■ Set exercise
Scan the data for lines with "Carlo" and report the count by itself.

■ Records shown
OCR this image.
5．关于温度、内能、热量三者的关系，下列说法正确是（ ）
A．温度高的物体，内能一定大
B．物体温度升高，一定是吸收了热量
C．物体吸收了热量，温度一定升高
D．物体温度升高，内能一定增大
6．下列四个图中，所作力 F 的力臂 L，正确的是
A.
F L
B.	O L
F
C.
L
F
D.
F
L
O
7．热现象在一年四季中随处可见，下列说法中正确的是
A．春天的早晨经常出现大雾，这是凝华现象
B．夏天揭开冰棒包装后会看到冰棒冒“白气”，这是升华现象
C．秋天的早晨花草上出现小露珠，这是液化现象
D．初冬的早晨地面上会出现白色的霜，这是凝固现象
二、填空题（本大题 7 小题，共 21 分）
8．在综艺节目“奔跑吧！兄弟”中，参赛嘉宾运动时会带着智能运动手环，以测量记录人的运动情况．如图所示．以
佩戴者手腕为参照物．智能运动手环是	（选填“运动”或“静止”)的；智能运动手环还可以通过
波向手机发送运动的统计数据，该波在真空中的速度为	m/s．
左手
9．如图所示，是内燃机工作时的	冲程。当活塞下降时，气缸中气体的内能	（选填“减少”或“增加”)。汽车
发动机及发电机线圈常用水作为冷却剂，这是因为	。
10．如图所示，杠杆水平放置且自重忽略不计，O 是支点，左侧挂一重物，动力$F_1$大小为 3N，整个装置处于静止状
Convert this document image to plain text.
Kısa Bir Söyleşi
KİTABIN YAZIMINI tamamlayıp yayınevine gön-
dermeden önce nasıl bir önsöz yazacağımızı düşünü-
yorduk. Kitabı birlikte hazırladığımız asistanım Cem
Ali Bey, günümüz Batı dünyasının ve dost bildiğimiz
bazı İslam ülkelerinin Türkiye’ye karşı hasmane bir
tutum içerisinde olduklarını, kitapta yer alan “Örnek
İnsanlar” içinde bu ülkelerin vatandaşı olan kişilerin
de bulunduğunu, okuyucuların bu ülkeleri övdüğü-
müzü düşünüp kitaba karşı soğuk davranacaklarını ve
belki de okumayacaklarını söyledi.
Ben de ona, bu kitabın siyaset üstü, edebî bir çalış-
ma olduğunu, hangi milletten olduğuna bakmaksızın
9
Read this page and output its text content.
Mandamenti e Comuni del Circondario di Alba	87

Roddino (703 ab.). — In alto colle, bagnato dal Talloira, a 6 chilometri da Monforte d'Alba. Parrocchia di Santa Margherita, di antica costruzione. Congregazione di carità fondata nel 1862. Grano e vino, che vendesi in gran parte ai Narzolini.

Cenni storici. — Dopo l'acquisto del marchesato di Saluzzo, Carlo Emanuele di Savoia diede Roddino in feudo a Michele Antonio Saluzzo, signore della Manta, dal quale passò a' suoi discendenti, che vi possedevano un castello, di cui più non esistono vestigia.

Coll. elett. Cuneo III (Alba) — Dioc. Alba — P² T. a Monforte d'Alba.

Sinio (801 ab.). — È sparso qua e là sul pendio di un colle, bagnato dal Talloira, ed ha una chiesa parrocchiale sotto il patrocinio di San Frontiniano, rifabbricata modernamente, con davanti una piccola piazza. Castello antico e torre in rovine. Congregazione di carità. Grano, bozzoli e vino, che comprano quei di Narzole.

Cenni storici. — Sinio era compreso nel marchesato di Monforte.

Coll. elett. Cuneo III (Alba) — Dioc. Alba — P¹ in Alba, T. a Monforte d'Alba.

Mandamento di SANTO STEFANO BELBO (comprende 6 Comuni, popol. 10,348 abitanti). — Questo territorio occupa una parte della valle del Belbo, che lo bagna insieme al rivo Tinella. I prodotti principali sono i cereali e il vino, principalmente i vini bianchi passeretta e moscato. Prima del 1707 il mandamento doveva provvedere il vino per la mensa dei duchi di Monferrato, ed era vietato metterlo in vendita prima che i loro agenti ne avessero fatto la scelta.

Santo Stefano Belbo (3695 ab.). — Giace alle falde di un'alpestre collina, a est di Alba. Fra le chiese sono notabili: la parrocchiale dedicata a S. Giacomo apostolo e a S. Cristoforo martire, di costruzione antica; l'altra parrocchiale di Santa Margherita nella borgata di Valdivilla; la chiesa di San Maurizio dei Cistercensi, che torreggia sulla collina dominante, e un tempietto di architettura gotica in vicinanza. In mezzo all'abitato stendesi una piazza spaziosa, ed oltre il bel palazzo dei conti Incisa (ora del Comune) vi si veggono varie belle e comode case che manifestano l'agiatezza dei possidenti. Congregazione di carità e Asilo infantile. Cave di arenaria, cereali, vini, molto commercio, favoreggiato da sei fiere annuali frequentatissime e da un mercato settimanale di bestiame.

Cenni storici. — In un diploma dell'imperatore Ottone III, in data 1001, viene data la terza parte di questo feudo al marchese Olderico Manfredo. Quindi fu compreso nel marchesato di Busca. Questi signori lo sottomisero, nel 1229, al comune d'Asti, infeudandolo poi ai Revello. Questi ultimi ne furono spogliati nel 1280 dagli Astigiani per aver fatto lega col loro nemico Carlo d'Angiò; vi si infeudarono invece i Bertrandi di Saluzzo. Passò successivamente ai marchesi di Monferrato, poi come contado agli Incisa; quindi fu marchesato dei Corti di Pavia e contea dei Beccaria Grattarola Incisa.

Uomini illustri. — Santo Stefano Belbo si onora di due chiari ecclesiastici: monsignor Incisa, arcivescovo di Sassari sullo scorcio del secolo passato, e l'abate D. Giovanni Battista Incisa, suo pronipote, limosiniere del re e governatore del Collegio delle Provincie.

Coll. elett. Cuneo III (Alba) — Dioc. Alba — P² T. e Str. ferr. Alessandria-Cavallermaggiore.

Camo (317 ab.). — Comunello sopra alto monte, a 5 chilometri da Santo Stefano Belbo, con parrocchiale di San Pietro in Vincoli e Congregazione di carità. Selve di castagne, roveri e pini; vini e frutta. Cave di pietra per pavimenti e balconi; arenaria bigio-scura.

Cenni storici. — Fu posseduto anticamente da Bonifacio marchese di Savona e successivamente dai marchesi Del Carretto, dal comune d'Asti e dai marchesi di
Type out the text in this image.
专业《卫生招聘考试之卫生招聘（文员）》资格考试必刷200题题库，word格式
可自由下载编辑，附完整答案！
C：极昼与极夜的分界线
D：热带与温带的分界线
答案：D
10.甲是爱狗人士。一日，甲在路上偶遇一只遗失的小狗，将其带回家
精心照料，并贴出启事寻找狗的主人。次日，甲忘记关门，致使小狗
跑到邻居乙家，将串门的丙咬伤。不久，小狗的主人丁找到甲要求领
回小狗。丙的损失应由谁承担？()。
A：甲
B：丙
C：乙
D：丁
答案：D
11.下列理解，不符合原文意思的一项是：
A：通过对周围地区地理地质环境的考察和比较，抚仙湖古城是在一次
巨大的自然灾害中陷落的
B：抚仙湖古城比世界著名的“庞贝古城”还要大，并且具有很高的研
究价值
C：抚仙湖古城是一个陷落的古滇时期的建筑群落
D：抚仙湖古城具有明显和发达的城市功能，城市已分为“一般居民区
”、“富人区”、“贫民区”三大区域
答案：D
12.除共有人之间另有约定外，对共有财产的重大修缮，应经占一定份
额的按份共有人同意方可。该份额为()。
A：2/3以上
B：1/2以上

■ Exercise answer
2